__Enunciado A__
Segundo o texto citado, com quantos anos Thifanny Pinheiro se assumiu para a mãe?

__Texto citado__
↓

Foi numa revista da Vogue que ela ‘nasceu’ para o mundo conforme sempre quis. A junção do nome de uma celebrada joalheria americana com o sobrenome de uma famosa apresentadora brasileira batizou em definitivo Thifanny Pinheiro. Aos 26 anos, a jovem moradora de Duque de Caxias, na Baixada Fluminense, porém nunca viveu sob o mesmo glamour com o qual suas referências nominais inspiram.

Desde a tenra adolescência que ela enfrenta os percalços de viver conforme sua identidade de gênero e, relembra, que foi um começo nada fácil. “O momento que eu me declarei e falei pra minha mãe que realmente eu era gay, ou que de repente eu queria ser trans (sic), foi com 15 anos. Eu peguei e me assumi pra ela e no momento ela falou que já sabia, mas nunca chegou em mim pra falar. Aí desse tempo pra lá eu fiquei quatro anos sem falar com ela. (Morava) na mesma casa e não falava. Eu ainda não morava sozinha (nessa época). Passava por ela, fazia tudo, mas não falava com minha mãe.”, conta.

Esse período conturbado foi, sobretudo, marcado pela incompreensão que sua nova identidade causava. Mas que, segundo Thifanny, seria diferente se apenas tivesse se assumido e vivesse como gay. “No começo, eu me assumi gay. Depois me assumi como trans e aí foi na fase que ela já não queria mais aceitar. Porque ela não queria que eu fosse trans, ela até aceitaria que eu fosse gay. Que se vestisse como homem, mas não como mulher. Eu já me identificava como uma mulher, sempre. Sendo que, na mente dela, ela achava que eu fosse um homem homossexual que se vestisse como homem e nunca se vestisse na forma de mulher”, revela. E contemporiza: “Mas eu acho que ela, de repente, não aceitou muito pelo preconceito maior com trans. O medo de acontecer alguma coisa ou alguma coisa assim do tipo”.

Mas além do conflito inicial com a mãe, outro familiar também lhe trouxe alguns entraves nesse período de sua vida. “Fora o meu tio que fiquei sem falar bastante tempo porque ele foi um dos pivôres que me fez passar vergonha. Até então ele não aceitava muito, então me fez passar vergonha fazendo eu queimar minhas coisas de mulher que eu tinha, sapato, maquiagem, roupas. Tudo. Mas até então, depois que passou um bom tempo, ele viu que não tinha mais jeito, voltei a conseguir minhas coisas e depois foi indo e eles foram aceitando”, diz ela. E de quem ela menos esperava veio o maior apoio – e surpresa.

↑

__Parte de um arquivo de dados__
↓

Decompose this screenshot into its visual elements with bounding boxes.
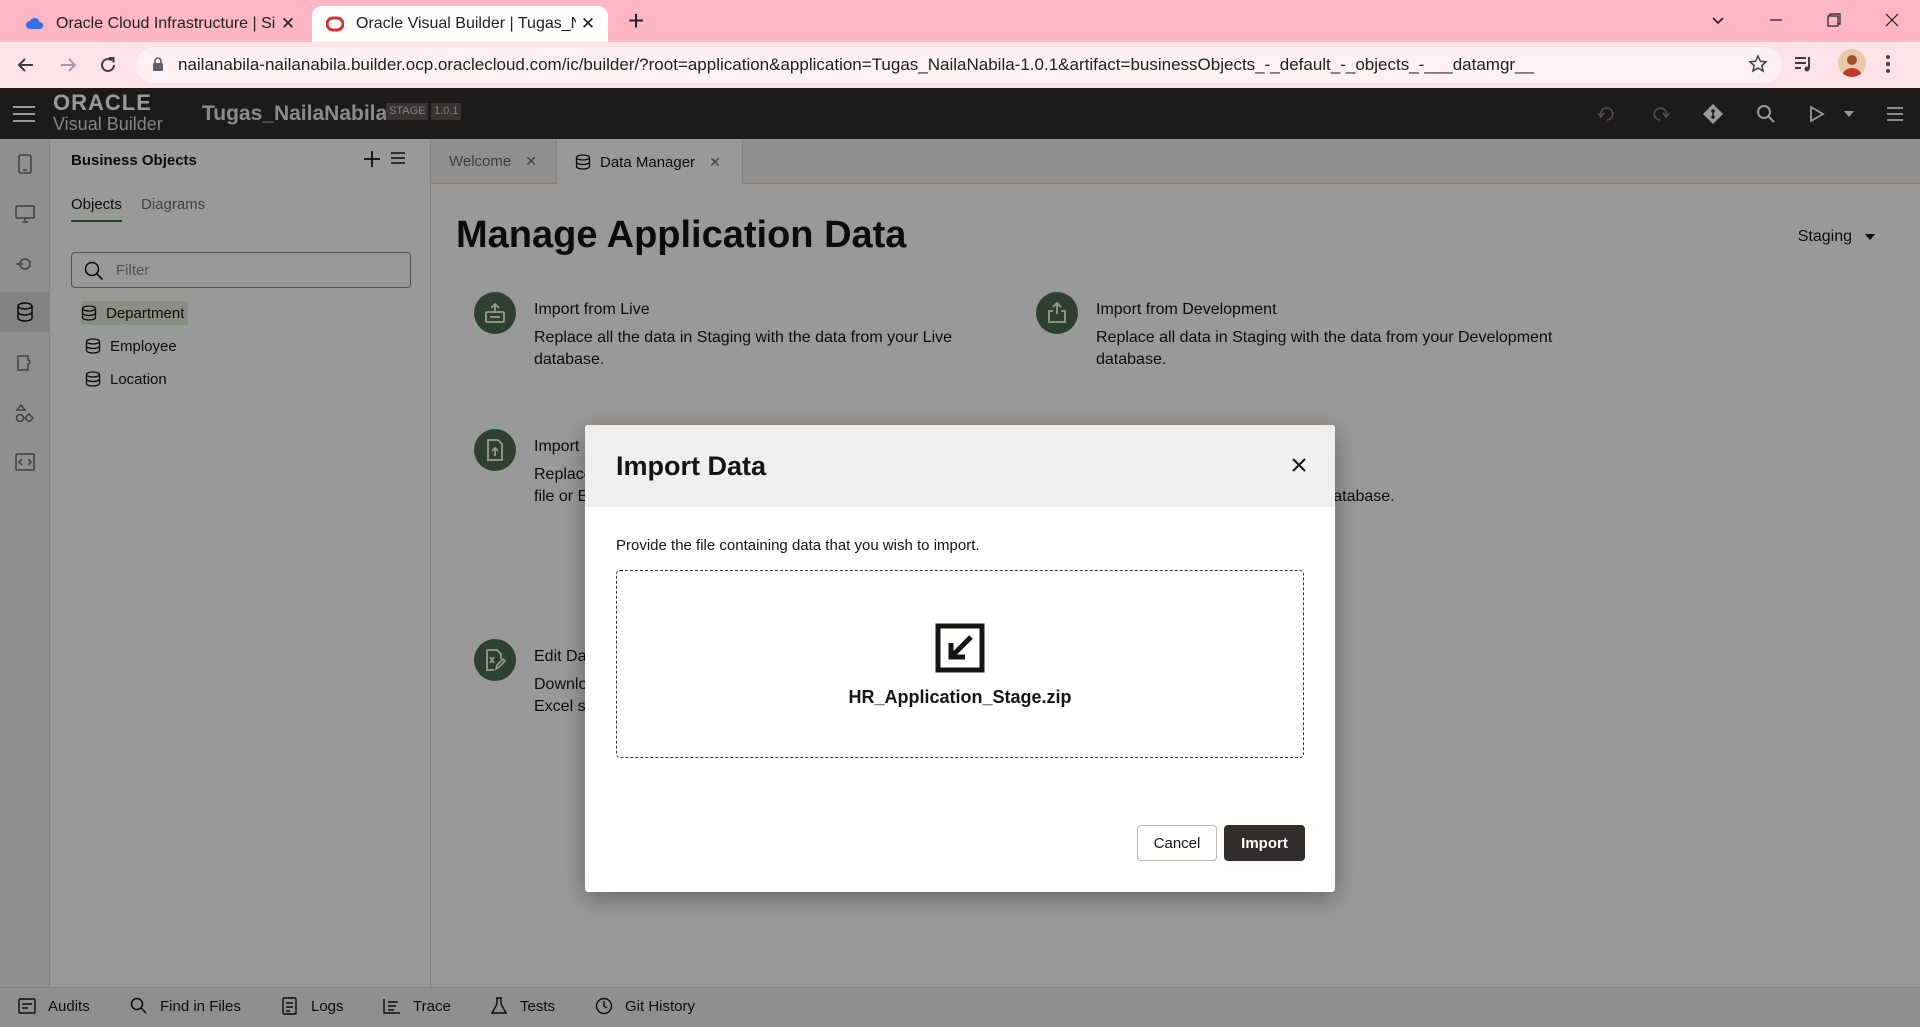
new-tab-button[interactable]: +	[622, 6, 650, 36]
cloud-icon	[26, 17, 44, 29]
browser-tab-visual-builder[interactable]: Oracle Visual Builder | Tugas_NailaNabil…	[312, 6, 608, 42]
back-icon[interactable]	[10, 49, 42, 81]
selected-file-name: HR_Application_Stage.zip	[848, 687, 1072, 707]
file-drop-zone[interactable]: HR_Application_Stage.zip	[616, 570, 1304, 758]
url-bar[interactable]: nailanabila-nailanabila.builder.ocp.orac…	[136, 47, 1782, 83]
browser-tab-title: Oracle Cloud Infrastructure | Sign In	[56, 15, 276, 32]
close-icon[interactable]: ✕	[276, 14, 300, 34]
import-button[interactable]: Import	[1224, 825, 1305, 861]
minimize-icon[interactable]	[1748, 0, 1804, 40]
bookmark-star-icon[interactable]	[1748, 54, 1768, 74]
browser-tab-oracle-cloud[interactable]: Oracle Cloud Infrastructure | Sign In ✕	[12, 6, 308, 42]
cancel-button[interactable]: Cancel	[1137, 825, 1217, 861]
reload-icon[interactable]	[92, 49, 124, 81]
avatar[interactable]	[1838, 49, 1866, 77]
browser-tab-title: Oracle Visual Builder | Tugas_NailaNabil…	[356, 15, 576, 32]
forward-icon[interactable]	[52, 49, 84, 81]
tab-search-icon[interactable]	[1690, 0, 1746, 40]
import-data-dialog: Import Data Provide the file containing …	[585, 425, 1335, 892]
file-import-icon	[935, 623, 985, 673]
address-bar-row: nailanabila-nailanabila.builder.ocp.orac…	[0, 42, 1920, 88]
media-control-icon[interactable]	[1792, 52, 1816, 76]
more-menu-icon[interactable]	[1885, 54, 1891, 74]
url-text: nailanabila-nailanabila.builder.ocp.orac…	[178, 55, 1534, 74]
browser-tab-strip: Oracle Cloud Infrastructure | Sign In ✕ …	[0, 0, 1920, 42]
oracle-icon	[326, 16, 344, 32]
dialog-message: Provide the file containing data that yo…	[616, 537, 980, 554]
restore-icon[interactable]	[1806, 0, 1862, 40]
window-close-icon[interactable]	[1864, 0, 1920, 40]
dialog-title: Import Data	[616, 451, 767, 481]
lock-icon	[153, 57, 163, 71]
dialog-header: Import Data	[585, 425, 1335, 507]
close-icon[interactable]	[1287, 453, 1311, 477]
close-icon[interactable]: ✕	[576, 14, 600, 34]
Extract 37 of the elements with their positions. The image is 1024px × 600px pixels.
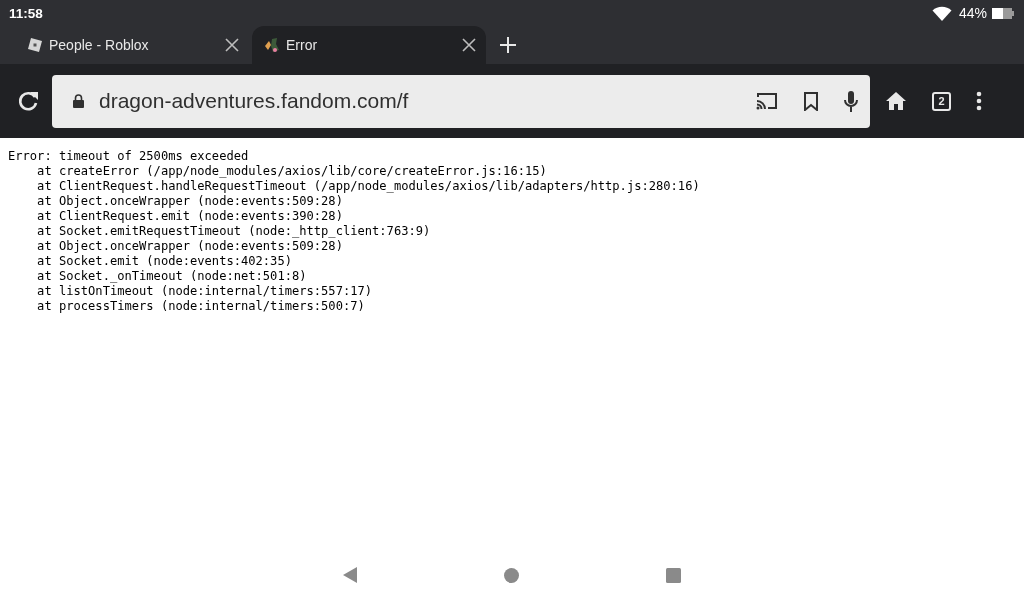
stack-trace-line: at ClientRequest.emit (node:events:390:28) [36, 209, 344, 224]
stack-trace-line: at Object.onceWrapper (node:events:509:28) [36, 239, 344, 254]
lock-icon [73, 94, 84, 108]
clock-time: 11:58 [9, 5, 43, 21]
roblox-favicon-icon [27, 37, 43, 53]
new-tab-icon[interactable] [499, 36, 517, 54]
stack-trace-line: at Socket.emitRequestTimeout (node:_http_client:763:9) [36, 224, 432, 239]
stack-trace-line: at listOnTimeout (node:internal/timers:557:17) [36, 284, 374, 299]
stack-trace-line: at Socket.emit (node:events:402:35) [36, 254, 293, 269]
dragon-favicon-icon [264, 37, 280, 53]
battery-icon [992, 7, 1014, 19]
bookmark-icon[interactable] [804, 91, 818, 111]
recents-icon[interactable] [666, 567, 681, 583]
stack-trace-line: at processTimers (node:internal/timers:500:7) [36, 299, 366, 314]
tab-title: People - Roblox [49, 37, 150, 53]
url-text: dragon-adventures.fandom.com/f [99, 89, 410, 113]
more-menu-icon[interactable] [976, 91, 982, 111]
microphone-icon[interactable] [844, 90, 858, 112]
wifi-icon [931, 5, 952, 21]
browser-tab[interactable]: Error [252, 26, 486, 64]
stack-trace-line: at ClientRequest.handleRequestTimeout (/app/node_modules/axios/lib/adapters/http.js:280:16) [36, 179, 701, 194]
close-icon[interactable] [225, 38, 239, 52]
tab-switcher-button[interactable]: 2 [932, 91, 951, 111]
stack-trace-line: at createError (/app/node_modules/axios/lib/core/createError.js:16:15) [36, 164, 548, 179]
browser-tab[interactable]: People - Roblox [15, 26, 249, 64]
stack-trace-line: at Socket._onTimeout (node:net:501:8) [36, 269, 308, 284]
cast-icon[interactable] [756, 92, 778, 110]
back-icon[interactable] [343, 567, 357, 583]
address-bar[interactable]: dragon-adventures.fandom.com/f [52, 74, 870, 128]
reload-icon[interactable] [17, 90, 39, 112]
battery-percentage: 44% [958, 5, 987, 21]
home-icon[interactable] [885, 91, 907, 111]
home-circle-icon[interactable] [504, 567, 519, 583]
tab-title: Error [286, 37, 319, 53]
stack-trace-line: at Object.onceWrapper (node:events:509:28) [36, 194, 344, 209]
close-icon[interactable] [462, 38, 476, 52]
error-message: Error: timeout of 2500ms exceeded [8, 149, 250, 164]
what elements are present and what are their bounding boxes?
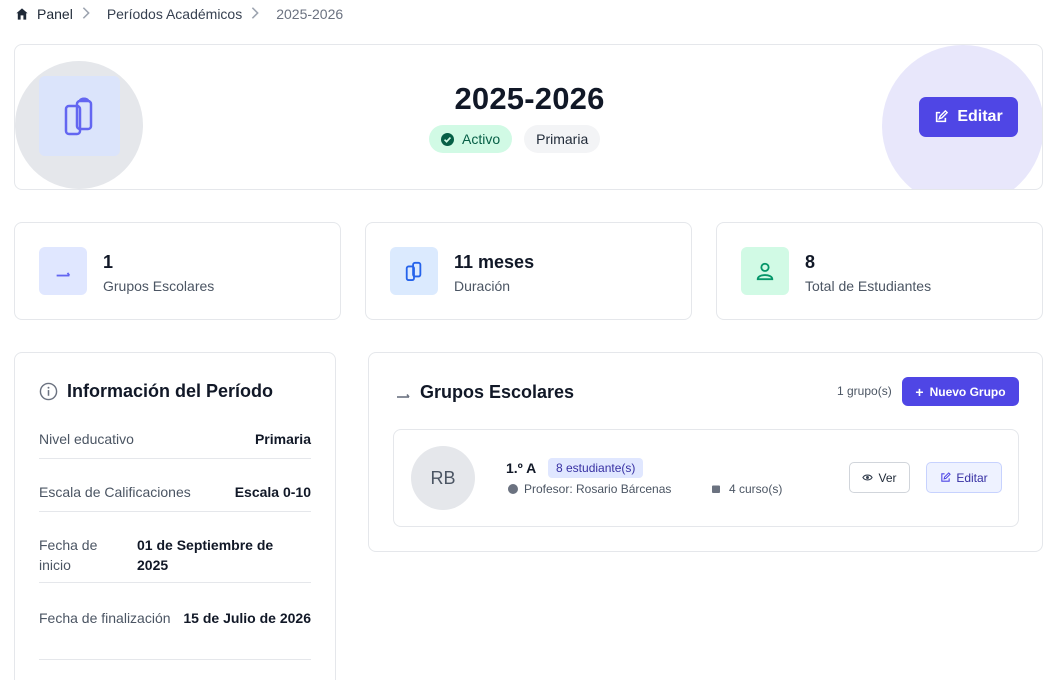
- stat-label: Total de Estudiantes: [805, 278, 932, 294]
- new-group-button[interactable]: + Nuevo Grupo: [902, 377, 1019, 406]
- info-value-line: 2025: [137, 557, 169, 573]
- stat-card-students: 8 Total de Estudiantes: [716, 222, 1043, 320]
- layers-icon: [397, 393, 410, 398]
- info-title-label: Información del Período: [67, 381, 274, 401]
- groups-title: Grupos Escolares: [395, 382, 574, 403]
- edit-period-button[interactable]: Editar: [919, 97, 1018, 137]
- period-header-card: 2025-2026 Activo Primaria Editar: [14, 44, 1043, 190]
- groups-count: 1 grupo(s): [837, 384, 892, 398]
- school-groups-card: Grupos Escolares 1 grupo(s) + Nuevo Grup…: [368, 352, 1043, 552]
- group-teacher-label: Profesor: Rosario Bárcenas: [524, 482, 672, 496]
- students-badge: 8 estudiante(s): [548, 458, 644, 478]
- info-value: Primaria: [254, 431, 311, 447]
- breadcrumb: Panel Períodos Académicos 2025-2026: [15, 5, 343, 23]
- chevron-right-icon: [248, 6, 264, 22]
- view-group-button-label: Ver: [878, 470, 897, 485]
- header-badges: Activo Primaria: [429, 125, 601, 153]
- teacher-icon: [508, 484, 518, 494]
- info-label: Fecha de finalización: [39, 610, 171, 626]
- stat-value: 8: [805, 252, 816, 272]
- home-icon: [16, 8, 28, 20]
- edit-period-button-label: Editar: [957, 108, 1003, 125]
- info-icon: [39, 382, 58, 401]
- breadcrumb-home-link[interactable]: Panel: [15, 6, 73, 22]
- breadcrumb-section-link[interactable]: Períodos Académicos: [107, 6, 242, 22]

↑

__Enunciado B__
Por favor, nos registros, substitua "close-icon" por "dismiss-icon" nas linhas que começam na que contém "stack-trace-line: at ClientRequest.emit" e seguem até a que contém "what elements are", deixando todo o resto inalterado. Devolva somente essas linhas.

__Resolução A__
Aos 15 anos.

__Resolução B__
stack-trace-line: at ClientRequest.emit (node:events:390:28) [36, 209, 344, 224]
stack-trace-line: at Object.onceWrapper (node:events:509:28) [36, 239, 344, 254]
lock-icon [73, 94, 84, 108]
clock-time: 11:58 [9, 5, 43, 21]
roblox-favicon-icon [27, 37, 43, 53]
new-tab-icon[interactable] [499, 36, 517, 54]
stack-trace-line: at Socket.emitRequestTimeout (node:_http_client:763:9) [36, 224, 432, 239]
stack-trace-line: at listOnTimeout (node:internal/timers:557:17) [36, 284, 374, 299]
stack-trace-line: at Socket.emit (node:events:402:35) [36, 254, 293, 269]
dragon-favicon-icon [264, 37, 280, 53]
battery-icon [992, 7, 1014, 19]
bookmark-icon[interactable] [804, 91, 818, 111]
recents-icon[interactable] [666, 567, 681, 583]
stack-trace-line: at processTimers (node:internal/timers:500:7) [36, 299, 366, 314]
tab-title: People - Roblox [49, 37, 150, 53]
url-text: dragon-adventures.fandom.com/f [99, 89, 410, 113]
more-menu-icon[interactable] [976, 91, 982, 111]
microphone-icon[interactable] [844, 90, 858, 112]
wifi-icon [931, 5, 952, 21]
browser-tab[interactable]: Error [252, 26, 486, 64]
stack-trace-line: at ClientRequest.handleRequestTimeout (/app/node_modules/axios/lib/adapters/http.js:280:16) [36, 179, 701, 194]
dismiss-icon[interactable] [225, 38, 239, 52]
tab-switcher-button[interactable]: 2 [932, 91, 951, 111]
stack-trace-line: at createError (/app/node_modules/axios/lib/core/createError.js:16:15) [36, 164, 548, 179]
browser-tab[interactable]: People - Roblox [15, 26, 249, 64]
stack-trace-line: at Socket._onTimeout (node:net:501:8) [36, 269, 308, 284]
cast-icon[interactable] [756, 92, 778, 110]
back-icon[interactable] [343, 567, 357, 583]
address-bar[interactable]: dragon-adventures.fandom.com/f [52, 74, 870, 128]
reload-icon[interactable] [17, 90, 39, 112]
battery-percentage: 44% [958, 5, 987, 21]
home-icon[interactable] [885, 91, 907, 111]
home-circle-icon[interactable] [504, 567, 519, 583]
tab-title: Error [286, 37, 319, 53]
stack-trace-line: at Object.onceWrapper (node:events:509:28) [36, 194, 344, 209]
dismiss-icon[interactable] [462, 38, 476, 52]
error-message: Error: timeout of 2500ms exceeded [8, 149, 250, 164]
what elements are present and what are their bounding boxes?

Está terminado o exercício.